# [Problem requirements]
Reproduce each line of the listing exactly.

Figure record listings
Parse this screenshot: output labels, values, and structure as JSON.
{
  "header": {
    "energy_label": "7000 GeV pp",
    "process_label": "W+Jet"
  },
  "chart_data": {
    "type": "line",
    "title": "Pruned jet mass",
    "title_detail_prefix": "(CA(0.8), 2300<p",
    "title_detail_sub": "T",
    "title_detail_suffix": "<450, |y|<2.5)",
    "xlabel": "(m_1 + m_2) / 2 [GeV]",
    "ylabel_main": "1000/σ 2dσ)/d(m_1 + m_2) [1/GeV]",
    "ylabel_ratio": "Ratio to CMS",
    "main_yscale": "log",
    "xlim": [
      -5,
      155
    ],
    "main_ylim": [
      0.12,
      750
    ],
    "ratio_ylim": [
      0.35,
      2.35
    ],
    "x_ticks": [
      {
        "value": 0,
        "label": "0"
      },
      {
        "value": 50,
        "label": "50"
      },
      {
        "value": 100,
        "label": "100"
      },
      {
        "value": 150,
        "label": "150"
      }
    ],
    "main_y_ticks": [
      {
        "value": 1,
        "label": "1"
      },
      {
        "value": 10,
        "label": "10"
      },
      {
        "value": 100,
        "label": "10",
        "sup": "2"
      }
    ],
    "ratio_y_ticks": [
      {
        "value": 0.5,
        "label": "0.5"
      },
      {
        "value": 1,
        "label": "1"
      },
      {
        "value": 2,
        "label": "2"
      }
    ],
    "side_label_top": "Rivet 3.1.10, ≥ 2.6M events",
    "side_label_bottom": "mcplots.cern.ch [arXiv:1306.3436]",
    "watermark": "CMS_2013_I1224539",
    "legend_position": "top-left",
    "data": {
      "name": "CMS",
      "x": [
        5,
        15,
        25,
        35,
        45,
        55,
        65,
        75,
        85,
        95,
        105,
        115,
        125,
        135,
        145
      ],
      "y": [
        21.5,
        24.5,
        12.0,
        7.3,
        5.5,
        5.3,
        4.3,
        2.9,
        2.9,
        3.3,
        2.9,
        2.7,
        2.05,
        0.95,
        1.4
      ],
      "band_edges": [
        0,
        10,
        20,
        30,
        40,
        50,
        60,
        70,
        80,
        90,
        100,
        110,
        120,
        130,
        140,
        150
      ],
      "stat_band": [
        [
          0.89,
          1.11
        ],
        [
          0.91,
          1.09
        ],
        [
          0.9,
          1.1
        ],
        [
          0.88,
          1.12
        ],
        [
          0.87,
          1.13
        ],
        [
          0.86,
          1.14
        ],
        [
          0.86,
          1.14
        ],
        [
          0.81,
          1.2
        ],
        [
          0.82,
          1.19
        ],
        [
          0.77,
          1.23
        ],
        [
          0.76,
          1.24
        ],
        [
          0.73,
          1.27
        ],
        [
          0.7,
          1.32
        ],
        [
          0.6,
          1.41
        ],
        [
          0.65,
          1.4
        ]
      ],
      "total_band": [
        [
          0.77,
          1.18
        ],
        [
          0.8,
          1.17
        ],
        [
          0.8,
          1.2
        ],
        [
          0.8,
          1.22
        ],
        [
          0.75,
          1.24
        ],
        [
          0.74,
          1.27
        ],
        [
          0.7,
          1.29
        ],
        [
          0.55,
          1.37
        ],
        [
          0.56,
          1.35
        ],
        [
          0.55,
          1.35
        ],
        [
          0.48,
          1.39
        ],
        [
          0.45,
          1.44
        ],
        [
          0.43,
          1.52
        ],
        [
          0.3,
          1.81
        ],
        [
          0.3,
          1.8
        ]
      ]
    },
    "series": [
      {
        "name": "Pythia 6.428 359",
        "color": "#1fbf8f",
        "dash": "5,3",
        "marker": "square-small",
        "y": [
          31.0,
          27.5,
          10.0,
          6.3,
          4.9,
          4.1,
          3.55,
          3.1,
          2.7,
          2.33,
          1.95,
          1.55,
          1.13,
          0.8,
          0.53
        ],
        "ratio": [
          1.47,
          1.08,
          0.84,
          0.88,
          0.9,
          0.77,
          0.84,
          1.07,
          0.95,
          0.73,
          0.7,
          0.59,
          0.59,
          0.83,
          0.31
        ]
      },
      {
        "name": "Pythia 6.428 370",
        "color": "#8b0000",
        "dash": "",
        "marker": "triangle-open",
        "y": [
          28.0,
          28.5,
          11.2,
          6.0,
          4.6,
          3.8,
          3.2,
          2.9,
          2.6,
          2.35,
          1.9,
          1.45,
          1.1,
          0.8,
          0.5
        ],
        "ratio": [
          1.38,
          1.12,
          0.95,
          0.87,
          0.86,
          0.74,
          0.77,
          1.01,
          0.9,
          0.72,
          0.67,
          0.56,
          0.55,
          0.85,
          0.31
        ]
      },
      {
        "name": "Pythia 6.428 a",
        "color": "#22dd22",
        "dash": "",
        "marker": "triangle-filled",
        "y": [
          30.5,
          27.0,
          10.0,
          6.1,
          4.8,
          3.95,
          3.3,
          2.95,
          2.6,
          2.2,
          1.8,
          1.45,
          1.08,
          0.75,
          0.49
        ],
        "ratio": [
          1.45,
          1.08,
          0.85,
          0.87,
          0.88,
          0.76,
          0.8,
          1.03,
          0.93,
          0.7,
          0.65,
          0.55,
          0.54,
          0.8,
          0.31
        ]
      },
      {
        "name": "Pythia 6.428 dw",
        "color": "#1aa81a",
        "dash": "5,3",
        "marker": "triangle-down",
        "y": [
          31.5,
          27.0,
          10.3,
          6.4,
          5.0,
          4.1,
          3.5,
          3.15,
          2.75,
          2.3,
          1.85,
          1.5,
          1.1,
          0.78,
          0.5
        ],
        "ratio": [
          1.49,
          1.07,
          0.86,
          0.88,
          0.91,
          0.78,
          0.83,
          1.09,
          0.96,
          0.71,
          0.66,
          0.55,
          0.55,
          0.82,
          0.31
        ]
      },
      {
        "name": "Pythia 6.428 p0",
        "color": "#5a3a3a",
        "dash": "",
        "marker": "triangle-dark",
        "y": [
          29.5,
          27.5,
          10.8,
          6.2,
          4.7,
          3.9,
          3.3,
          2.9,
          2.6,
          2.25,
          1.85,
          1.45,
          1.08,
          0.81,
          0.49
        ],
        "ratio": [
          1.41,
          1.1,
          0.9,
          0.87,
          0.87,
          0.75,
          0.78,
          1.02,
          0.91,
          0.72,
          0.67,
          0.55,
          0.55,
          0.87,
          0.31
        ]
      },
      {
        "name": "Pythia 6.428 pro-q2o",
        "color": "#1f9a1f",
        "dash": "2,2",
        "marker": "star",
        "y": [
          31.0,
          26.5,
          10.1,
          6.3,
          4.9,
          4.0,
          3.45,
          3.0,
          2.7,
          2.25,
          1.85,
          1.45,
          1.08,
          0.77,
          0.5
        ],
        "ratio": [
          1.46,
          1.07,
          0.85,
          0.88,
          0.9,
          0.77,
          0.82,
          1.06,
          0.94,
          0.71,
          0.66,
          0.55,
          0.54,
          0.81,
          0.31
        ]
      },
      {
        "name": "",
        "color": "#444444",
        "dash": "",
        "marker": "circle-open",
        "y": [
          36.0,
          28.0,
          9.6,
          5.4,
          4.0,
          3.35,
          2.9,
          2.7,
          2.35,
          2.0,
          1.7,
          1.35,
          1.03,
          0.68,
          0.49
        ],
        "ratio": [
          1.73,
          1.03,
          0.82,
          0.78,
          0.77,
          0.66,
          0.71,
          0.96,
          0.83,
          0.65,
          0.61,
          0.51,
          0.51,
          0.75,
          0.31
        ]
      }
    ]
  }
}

# [Correct output]
Parse this screenshot: output labels, values, and structure as JSON.
{
  "header": {
    "energy_label": "7000 GeV pp",
    "process_label": "W+Jet"
  },
  "chart_data": {
    "type": "line",
    "title": "Pruned jet mass",
    "title_detail_prefix": "(CA(0.8), 2300<p",
    "title_detail_sub": "T",
    "title_detail_suffix": "<450, |y|<2.5)",
    "xlabel": "(m_1 + m_2) / 2 [GeV]",
    "ylabel_main": "1000/σ 2dσ)/d(m_1 + m_2) [1/GeV]",
    "ylabel_ratio": "Ratio to CMS",
    "main_yscale": "log",
    "xlim": [
      -5,
      155
    ],
    "main_ylim": [
      0.12,
      750
    ],
    "ratio_ylim": [
      0.35,
      2.35
    ],
    "x_ticks": [
      {
        "value": 0,
        "label": "0"
      },
      {
        "value": 50,
        "label": "50"
      },
      {
        "value": 100,
        "label": "100"
      },
      {
        "value": 150,
        "label": "150"
      }
    ],
    "main_y_ticks": [
      {
        "value": 1,
        "label": "1"
      },
      {
        "value": 10,
        "label": "10"
      },
      {
        "value": 100,
        "label": "10",
        "sup": "2"
      }
    ],
    "ratio_y_ticks": [
      {
        "value": 0.5,
        "label": "0.5"
      },
      {
        "value": 1,
        "label": "1"
      },
      {
        "value": 2,
        "label": "2"
      }
    ],
    "side_label_top": "Rivet 3.1.10, ≥ 2.6M events",
    "side_label_bottom": "mcplots.cern.ch [arXiv:1306.3436]",
    "watermark": "CMS_2013_I1224539",
    "legend_position": "top-left",
    "data": {
      "name": "CMS",
      "x": [
        5,
        15,
        25,
        35,
        45,
        55,
        65,
        75,
        85,
        95,
        105,
        115,
        125,
        135,
        145
      ],
      "y": [
        21.5,
        24.5,
        12.0,
        7.3,
        5.5,
        5.3,
        4.3,
        2.9,
        2.9,
        3.3,
        2.9,
        2.7,
        2.05,
        0.95,
        1.4
      ],
      "band_edges": [
        0,
        10,
        20,
        30,
        40,
        50,
        60,
        70,
        80,
        90,
        100,
        110,
        120,
        130,
        140,
        150
      ],
      "stat_band": [
        [
          0.89,
          1.11
        ],
        [
          0.91,
          1.09
        ],
        [
          0.9,
          1.1
        ],
        [
          0.88,
          1.12
        ],
        [
          0.87,
          1.13
        ],
        [
          0.86,
          1.14
        ],
        [
          0.86,
          1.14
        ],
        [
          0.81,
          1.2
        ],
        [
          0.82,
          1.19
        ],
        [
          0.77,
          1.23
        ],
        [
          0.76,
          1.24
        ],
        [
          0.73,
          1.27
        ],
        [
          0.7,
          1.32
        ],
        [
          0.6,
          1.41
        ],
        [
          0.65,
          1.4
        ]
      ],
      "total_band": [
        [
          0.77,
          1.18
        ],
        [
          0.8,
          1.17
        ],
        [
          0.8,
          1.2
        ],
        [
          0.8,
          1.22
        ],
        [
          0.75,
          1.24
        ],
        [
          0.74,
          1.27
        ],
        [
          0.7,
          1.29
        ],
        [
          0.55,
          1.37
        ],
        [
          0.56,
          1.35
        ],
        [
          0.55,
          1.35
        ],
        [
          0.48,
          1.39
        ],
        [
          0.45,
          1.44
        ],
        [
          0.43,
          1.52
        ],
        [
          0.3,
          1.81
        ],
        [
          0.3,
          1.8
        ]
      ]
    },
    "series": [
      {
        "name": "Pythia 6.428 359",
        "color": "#1fbf8f",
        "dash": "5,3",
        "marker": "square-small",
        "y": [
          31.0,
          27.5,
          10.0,
          6.3,
          4.9,
          4.1,
          3.55,
          3.1,
          2.7,
          2.33,
          1.95,
          1.55,
          1.13,
          0.8,
          0.53
        ],
        "ratio": [
          1.47,
          1.08,
          0.84,
          0.88,
          0.9,
          0.77,
          0.84,
          1.07,
          0.95,
          0.73,
          0.7,
          0.59,
          0.59,
          0.83,
          0.31
        ]
      },
      {
        "name": "Pythia 6.428 370",
        "color": "#8b0000",
        "dash": "",
        "marker": "triangle-open",
        "y": [
          28.0,
          28.5,
          11.2,
          6.0,
          4.6,
          3.8,
          3.2,
          2.9,
          2.6,
          2.35,
          1.9,
          1.45,
          1.1,
          0.8,
          0.5
        ],
        "ratio": [
          1.38,
          1.12,
          0.95,
          0.87,
          0.86,
          0.74,
          0.77,
          1.01,
          0.9,
          0.72,
          0.67,
          0.56,
          0.55,
          0.85,
          0.31
        ]
      },
      {
        "name": "Pythia 6.428 a",
        "color": "#22dd22",
        "dash": "",
        "marker": "triangle-filled",
        "y": [
          30.5,
          27.0,
          10.0,
          6.1,
          4.8,
          3.95,
          3.3,
          2.95,
          2.6,
          2.2,
          1.8,
          1.45,
          1.08,
          0.75,
          0.49
        ],
        "ratio": [
          1.45,
          1.08,
          0.85,
          0.87,
          0.88,
          0.76,
          0.8,
          1.03,
          0.93,
          0.7,
          0.65,
          0.55,
          0.54,
          0.8,
          0.31
        ]
      },
      {
        "name": "Pythia 6.428 dw",
        "color": "#1aa81a",
        "dash": "5,3",
        "marker": "triangle-down",
        "y": [
          31.5,
          27.0,
          10.3,
          6.4,
          5.0,
          4.1,
          3.5,
          3.15,
          2.75,
          2.3,
          1.85,
          1.5,
          1.1,
          0.78,
          0.5
        ],
        "ratio": [
          1.49,
          1.07,
          0.86,
          0.88,
          0.91,
          0.78,
          0.83,
          1.09,
          0.96,
          0.71,
          0.66,
          0.55,
          0.55,
          0.82,
          0.31
        ]
      },
      {
        "name": "Pythia 6.428 p0",
        "color": "#5a3a3a",
        "dash": "",
        "marker": "triangle-dark",
        "y": [
          29.5,
          27.5,
          10.8,
          6.2,
          4.7,
          3.9,
          3.3,
          2.9,
          2.6,
          2.25,
          1.85,
          1.45,
          1.08,
          0.81,
          0.49
        ],
        "ratio": [
          1.41,
          1.1,
          0.9,
          0.87,
          0.87,
          0.75,
          0.78,
          1.02,
          0.91,
          0.72,
          0.67,
          0.55,
          0.55,
          0.87,
          0.31
        ]
      },
      {
        "name": "Pythia 6.428 pro-q2o",
        "color": "#1f9a1f",
        "dash": "2,2",
        "marker": "star",
        "y": [
          31.0,
          26.5,
          10.1,
          6.3,
          4.9,
          4.0,
          3.45,
          3.0,
          2.7,
          2.25,
          1.85,
          1.45,
          1.08,
          0.77,
          0.5
        ],
        "ratio": [
          1.46,
          1.07,
          0.85,
          0.88,
          0.9,
          0.77,
          0.82,
          1.06,
          0.94,
          0.71,
          0.66,
          0.55,
          0.54,
          0.81,
          0.31
        ]
      },
      {
        "name": "",
        "color": "#444444",
        "dash": "",
        "marker": "circle-open",
        "y": [
          36.0,
          28.0,
          9.6,
          5.4,
          4.0,
          3.35,
          2.9,
          2.7,
          2.35,
          2.0,
          1.7,
          1.35,
          1.03,
          0.68,
          0.49
        ],
        "ratio": [
          1.73,
          1.03,
          0.82,
          0.78,
          0.77,
          0.66,
          0.71,
          0.96,
          0.83,
          0.65,
          0.61,
          0.51,
          0.51,
          0.75,
          0.31
        ]
      }
    ]
  }
}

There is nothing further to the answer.